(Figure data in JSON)
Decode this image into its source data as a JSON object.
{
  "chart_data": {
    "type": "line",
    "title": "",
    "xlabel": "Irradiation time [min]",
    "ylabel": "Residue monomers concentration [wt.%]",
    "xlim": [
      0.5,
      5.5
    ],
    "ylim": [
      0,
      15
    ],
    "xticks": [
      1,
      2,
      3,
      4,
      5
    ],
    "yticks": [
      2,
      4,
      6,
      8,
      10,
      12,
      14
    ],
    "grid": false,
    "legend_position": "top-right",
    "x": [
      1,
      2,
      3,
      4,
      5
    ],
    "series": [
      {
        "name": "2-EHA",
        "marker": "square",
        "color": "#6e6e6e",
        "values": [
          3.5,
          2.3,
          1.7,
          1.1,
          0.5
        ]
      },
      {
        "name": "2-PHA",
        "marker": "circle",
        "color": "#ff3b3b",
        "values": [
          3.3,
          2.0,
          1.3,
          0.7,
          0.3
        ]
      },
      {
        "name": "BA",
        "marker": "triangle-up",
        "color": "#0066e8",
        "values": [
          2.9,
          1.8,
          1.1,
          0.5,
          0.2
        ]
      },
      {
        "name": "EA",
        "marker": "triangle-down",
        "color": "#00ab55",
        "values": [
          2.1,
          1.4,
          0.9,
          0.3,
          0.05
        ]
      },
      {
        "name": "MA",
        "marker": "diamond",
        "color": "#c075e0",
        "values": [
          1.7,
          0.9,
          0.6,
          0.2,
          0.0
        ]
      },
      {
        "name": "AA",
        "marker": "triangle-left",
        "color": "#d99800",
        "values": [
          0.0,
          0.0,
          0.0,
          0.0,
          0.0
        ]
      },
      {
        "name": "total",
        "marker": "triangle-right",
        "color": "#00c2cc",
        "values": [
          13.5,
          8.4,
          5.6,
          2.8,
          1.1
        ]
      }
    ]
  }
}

- Exercise brief
Filter the entries above down to the lines containing the word "triangle".

- Answer
        "marker": "triangle-up",
        "marker": "triangle-down",
        "marker": "triangle-left",
        "marker": "triangle-right",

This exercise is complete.